Written instruction
All lines holding the string "text" are to be shown.

Stored records
########
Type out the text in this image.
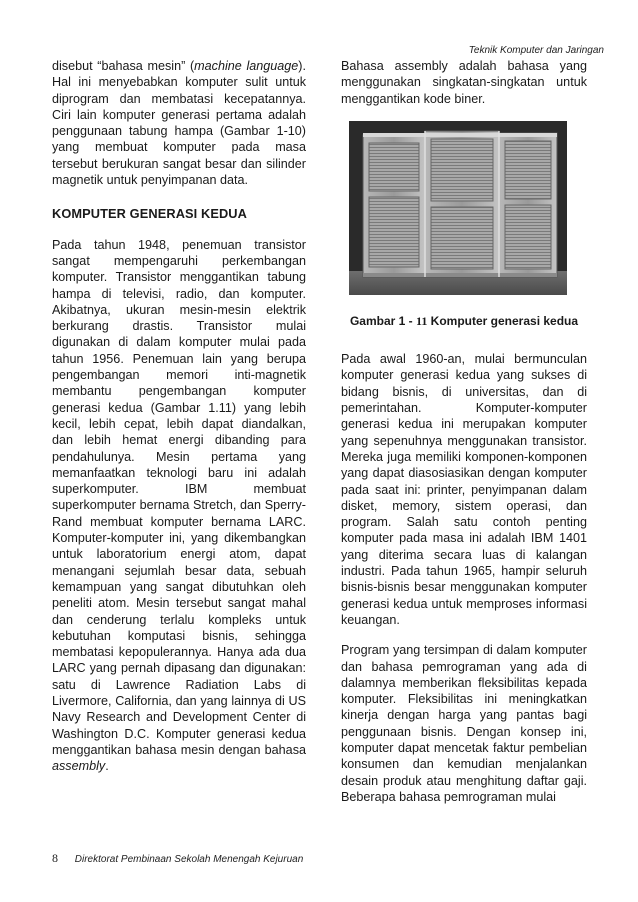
Teknik Komputer dan Jaringan

disebut “bahasa mesin” (machine language). Hal ini menyebabkan komputer sulit untuk diprogram dan membatasi kecepatannya. Ciri lain komputer generasi pertama adalah penggunaan tabung hampa (Gambar 1-10) yang membuat komputer pada masa tersebut berukuran sangat besar dan silinder magnetik untuk penyimpanan data.

KOMPUTER GENERASI KEDUA

Pada tahun 1948, penemuan transistor sangat mempengaruhi perkembangan komputer. Transistor menggantikan tabung hampa di televisi, radio, dan komputer. Akibatnya, ukuran mesin-mesin elektrik berkurang drastis. Transistor mulai digunakan di dalam komputer mulai pada tahun 1956. Penemuan lain yang berupa pengembangan memori inti-magnetik membantu pengembangan komputer generasi kedua (Gambar 1.11) yang lebih kecil, lebih cepat, lebih dapat diandalkan, dan lebih hemat energi dibanding para pendahulunya. Mesin pertama yang memanfaatkan teknologi baru ini adalah superkomputer. IBM membuat superkomputer bernama Stretch, dan Sperry-Rand membuat komputer bernama LARC. Komputer-komputer ini, yang dikembangkan untuk laboratorium energi atom, dapat menangani sejumlah besar data, sebuah kemampuan yang sangat dibutuhkan oleh peneliti atom. Mesin tersebut sangat mahal dan cenderung terlalu kompleks untuk kebutuhan komputasi bisnis, sehingga membatasi kepopulerannya. Hanya ada dua LARC yang pernah dipasang dan digunakan: satu di Lawrence Radiation Labs di Livermore, California, dan yang lainnya di US Navy Research and Development Center di Washington D.C. Komputer generasi kedua menggantikan bahasa mesin dengan bahasa assembly.

Bahasa assembly adalah bahasa yang menggunakan singkatan-singkatan untuk menggantikan kode biner.

Gambar 1 - 11 Komputer generasi kedua

Pada awal 1960-an, mulai bermunculan komputer generasi kedua yang sukses di bidang bisnis, di universitas, dan di pemerintahan. Komputer-komputer generasi kedua ini merupakan komputer yang sepenuhnya menggunakan transistor. Mereka juga memiliki komponen-komponen yang dapat diasosiasikan dengan komputer pada saat ini: printer, penyimpanan dalam disket, memory, sistem operasi, dan program. Salah satu contoh penting komputer pada masa ini adalah IBM 1401 yang diterima secara luas di kalangan industri. Pada tahun 1965, hampir seluruh bisnis-bisnis besar menggunakan komputer generasi kedua untuk memproses informasi keuangan.

Program yang tersimpan di dalam komputer dan bahasa pemrograman yang ada di dalamnya memberikan fleksibilitas kepada komputer. Fleksibilitas ini meningkatkan kinerja dengan harga yang pantas bagi penggunaan bisnis. Dengan konsep ini, komputer dapat mencetak faktur pembelian konsumen dan kemudian menjalankan desain produk atau menghitung daftar gaji. Beberapa bahasa pemrograman mulai

8 Direktorat Pembinaan Sekolah Menengah Kejuruan
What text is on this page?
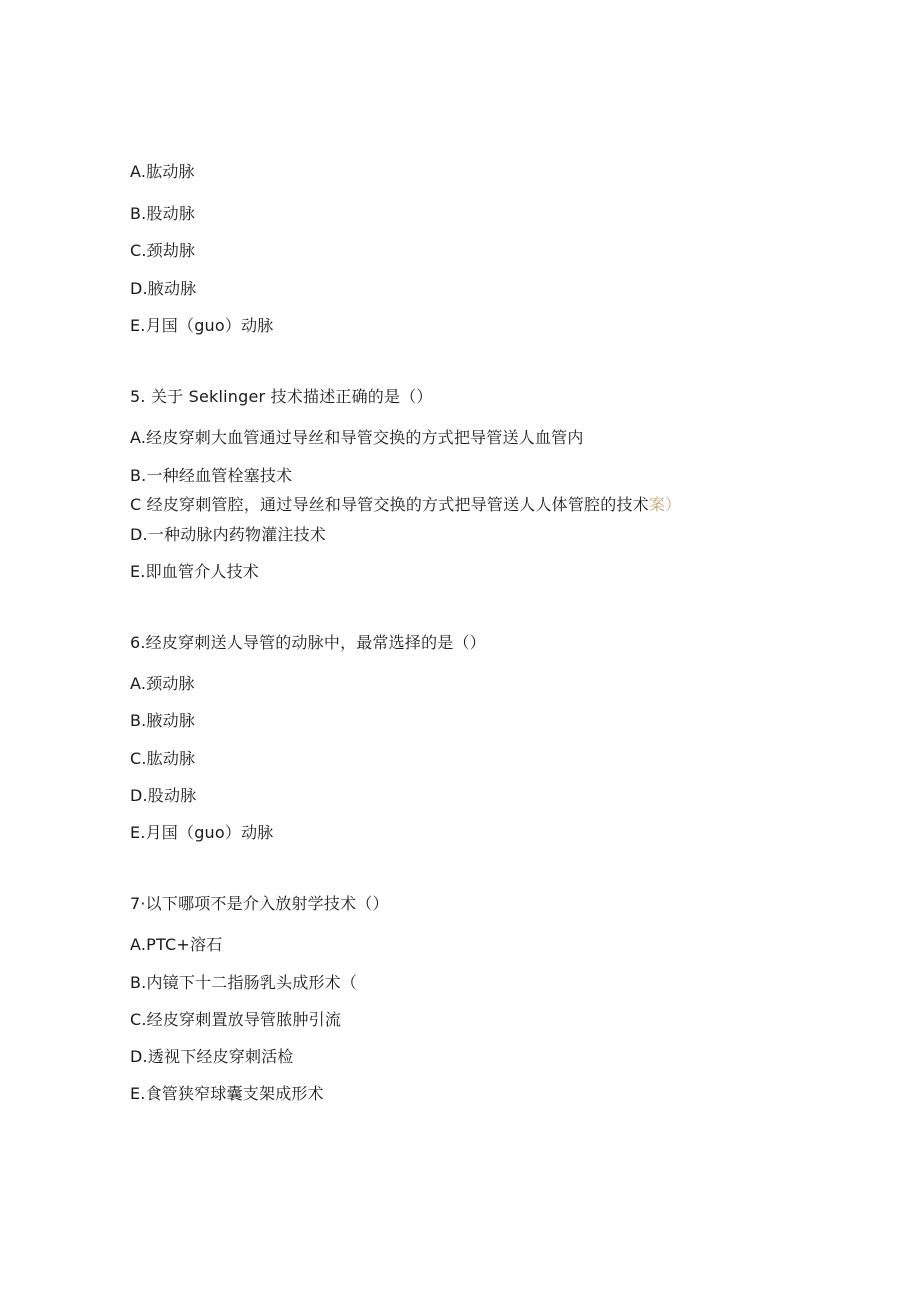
A.肱动脉
B.股动脉
C.颈劫脉
D.腋动脉
E.月国（guo）动脉
5. 关于 Seklinger 技术描述正确的是（）
A.经皮穿刺大血管通过导丝和导管交换的方式把导管送人血管内
B.一种经血管栓塞技术
C 经皮穿刺管腔，通过导丝和导管交换的方式把导管送人人体管腔的技术案）
D.一种动脉内药物灌注技术
E.即血管介人技术
6.经皮穿刺送人导管的动脉中，最常选择的是（）
A.颈动脉
B.腋动脉
C.肱动脉
D.股动脉
E.月国（guo）动脉
7·以下哪项不是介入放射学技术（）
A.PTC+溶石
B.内镜下十二指肠乳头成形术（
C.经皮穿刺置放导管脓肿引流
D.透视下经皮穿刺活检
E.食管狭窄球囊支架成形术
########
Full response
Type out the text in this image.
What text is on this page?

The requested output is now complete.